Recorded data
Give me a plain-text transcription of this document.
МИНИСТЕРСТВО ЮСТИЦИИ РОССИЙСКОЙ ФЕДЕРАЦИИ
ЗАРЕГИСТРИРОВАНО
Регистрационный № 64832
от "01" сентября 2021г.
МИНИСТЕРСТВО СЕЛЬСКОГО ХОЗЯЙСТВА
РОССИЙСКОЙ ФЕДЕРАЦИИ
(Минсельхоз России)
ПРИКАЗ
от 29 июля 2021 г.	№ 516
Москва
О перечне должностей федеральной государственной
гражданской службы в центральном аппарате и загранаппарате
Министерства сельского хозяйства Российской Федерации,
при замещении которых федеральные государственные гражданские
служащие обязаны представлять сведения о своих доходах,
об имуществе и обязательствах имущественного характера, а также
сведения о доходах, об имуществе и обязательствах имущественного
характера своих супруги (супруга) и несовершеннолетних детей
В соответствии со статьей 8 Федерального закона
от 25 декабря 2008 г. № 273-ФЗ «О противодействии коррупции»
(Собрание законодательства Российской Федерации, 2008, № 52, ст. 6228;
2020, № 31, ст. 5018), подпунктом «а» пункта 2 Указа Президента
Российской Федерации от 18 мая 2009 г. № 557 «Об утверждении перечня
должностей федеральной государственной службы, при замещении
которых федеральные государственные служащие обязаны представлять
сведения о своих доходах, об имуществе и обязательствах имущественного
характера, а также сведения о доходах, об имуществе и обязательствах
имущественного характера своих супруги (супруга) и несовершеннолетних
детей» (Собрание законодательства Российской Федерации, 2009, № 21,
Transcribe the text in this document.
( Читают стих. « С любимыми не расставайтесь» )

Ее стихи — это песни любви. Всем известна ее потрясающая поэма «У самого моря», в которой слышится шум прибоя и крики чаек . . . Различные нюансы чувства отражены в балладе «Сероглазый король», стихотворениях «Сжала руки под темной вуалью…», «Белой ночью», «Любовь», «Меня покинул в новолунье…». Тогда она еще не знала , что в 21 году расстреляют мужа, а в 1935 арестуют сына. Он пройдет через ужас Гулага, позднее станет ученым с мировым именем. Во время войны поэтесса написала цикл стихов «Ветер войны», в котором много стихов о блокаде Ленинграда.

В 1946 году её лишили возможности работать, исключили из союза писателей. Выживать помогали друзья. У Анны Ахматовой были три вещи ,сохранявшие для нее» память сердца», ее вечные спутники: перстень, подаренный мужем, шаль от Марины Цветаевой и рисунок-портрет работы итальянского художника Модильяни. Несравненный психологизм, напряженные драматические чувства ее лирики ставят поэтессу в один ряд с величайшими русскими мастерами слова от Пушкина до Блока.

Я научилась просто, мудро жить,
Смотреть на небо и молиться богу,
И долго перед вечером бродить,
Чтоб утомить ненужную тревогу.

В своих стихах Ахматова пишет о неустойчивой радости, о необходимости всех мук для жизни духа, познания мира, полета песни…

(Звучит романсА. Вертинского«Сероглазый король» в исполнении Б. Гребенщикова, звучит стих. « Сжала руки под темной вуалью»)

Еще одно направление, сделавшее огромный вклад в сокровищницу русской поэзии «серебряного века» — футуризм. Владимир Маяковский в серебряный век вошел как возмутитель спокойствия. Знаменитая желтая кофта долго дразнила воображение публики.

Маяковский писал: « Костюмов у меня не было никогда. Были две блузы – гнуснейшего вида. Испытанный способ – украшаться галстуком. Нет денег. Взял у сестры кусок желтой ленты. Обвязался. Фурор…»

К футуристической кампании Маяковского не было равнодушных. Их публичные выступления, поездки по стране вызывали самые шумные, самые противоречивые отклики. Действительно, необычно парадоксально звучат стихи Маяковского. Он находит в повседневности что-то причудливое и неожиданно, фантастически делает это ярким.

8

* WHAT IS EXPECTED
Count how many lines of the material hold the string "Сжала". Give the number and nothing more.

* RESULT
2